━━ Provided entries

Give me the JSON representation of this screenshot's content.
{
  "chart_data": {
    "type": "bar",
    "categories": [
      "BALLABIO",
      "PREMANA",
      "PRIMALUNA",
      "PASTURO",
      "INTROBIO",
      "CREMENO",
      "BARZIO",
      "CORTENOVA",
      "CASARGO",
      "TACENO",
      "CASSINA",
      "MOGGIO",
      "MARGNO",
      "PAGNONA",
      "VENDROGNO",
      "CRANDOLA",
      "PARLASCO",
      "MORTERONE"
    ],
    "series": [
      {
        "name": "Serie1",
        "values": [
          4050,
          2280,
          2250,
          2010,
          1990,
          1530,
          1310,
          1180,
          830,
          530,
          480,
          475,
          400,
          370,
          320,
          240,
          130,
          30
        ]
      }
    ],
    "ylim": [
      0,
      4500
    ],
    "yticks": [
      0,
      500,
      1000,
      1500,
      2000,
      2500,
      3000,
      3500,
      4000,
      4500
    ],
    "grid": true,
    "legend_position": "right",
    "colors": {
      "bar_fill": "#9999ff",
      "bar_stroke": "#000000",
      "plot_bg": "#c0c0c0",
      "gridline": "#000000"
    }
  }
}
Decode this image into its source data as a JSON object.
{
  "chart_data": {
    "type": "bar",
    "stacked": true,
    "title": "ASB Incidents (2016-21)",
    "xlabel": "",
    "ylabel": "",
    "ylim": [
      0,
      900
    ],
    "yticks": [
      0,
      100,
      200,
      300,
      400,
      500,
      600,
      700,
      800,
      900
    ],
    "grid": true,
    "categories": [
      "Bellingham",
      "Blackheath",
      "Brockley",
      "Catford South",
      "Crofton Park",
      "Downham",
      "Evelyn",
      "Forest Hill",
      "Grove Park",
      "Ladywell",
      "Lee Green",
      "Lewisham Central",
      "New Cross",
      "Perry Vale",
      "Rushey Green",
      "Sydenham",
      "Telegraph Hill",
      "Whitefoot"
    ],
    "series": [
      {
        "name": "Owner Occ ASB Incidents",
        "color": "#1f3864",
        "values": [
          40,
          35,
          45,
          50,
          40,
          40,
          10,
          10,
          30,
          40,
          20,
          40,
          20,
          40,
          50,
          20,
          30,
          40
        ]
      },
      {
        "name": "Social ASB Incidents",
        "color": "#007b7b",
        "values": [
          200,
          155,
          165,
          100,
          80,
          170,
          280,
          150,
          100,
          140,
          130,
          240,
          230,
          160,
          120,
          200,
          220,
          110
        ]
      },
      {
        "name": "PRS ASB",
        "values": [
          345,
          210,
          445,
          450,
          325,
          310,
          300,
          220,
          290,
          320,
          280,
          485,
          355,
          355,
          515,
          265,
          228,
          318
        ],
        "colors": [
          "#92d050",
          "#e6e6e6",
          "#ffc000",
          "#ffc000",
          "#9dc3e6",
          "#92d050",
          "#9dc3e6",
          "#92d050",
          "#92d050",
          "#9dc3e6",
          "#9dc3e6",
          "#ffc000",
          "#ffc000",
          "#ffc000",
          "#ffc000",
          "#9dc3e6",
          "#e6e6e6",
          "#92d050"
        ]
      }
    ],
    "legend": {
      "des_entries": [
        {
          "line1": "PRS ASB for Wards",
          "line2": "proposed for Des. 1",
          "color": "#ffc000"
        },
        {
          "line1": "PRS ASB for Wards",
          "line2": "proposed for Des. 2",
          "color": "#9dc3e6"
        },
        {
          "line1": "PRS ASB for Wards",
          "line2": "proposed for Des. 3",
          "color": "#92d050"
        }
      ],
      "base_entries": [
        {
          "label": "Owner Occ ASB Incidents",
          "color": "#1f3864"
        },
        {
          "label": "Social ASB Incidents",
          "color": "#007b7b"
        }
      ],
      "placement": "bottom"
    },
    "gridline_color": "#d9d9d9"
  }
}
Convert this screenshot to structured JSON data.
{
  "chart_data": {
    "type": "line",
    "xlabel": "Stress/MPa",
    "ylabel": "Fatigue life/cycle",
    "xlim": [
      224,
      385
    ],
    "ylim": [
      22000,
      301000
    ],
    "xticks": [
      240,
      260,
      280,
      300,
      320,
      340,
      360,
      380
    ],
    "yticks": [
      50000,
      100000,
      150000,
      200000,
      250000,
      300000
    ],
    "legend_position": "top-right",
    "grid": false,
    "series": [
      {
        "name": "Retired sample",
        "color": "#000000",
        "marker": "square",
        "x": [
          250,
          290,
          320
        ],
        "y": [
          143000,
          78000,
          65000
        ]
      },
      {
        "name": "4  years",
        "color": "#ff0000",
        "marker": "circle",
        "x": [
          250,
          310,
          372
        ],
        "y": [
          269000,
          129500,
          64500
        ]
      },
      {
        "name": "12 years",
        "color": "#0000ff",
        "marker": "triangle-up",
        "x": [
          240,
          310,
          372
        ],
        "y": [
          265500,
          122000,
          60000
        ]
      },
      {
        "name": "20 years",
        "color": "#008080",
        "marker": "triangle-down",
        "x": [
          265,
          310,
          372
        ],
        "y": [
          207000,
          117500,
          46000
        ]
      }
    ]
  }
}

━━━━

- Set exercise -
Show every line of the listing in which the string "years" can be found.

- The response -
        "name": "4  years",
        "name": "12 years",
        "name": "20 years",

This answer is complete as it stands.